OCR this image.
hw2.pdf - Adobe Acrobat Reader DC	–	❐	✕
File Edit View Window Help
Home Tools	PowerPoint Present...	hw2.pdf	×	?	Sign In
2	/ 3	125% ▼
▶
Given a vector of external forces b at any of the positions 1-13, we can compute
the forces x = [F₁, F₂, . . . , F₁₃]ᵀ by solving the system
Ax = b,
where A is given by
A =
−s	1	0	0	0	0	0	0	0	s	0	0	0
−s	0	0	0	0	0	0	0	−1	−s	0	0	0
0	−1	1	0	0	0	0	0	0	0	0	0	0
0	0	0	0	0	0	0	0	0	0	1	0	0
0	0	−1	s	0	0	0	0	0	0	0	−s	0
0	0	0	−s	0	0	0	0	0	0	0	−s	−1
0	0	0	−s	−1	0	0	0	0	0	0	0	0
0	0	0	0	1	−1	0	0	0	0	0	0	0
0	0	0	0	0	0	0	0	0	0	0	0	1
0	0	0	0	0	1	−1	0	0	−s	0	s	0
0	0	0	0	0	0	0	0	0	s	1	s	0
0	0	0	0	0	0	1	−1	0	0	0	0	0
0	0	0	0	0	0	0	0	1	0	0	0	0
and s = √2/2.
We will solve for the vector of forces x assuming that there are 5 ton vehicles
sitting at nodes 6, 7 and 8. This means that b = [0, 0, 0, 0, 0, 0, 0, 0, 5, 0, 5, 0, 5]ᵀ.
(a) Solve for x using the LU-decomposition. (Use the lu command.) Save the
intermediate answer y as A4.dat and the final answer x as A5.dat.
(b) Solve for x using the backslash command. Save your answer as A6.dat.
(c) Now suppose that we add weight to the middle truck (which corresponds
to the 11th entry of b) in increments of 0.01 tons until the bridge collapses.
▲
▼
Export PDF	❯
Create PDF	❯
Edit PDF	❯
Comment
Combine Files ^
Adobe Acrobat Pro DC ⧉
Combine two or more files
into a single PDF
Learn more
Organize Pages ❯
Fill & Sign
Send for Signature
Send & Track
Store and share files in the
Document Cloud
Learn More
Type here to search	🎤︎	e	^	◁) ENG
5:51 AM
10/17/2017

» **Exercise goal**:
Search the data above for the word "using", then gather each line in which it appears.

» **Solution below**:
(a) Solve for x using the LU-decomposition. (Use the lu command.) Save the
(b) Solve for x using the backslash command. Save your answer as A6.dat.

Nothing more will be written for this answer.